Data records
%%
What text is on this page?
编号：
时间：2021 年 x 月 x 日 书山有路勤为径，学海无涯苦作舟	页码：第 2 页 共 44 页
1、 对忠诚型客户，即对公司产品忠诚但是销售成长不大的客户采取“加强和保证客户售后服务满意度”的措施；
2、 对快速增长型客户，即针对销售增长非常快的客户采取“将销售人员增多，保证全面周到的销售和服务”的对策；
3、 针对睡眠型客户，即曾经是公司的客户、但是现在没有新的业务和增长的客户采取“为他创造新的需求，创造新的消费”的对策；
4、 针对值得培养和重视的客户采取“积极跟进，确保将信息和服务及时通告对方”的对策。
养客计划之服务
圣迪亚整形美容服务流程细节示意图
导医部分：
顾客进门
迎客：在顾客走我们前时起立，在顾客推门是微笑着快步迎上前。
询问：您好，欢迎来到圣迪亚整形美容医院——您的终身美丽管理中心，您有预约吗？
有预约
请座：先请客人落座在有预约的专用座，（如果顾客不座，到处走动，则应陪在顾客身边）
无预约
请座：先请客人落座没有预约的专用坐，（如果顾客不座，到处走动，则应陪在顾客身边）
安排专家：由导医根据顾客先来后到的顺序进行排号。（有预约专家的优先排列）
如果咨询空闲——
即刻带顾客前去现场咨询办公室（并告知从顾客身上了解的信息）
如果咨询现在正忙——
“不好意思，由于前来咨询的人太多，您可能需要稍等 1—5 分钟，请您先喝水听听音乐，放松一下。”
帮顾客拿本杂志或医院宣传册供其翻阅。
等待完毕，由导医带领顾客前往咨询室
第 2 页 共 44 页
%%
EXERCISE DESCRIPTION:
Pull out all lines from the listing that contain the string "则应陪在顾客身边".

FINAL ANSWER:
请座：先请客人落座在有预约的专用座，（如果顾客不座，到处走动，则应陪在顾客身边）
请座：先请客人落座没有预约的专用坐，（如果顾客不座，到处走动，则应陪在顾客身边）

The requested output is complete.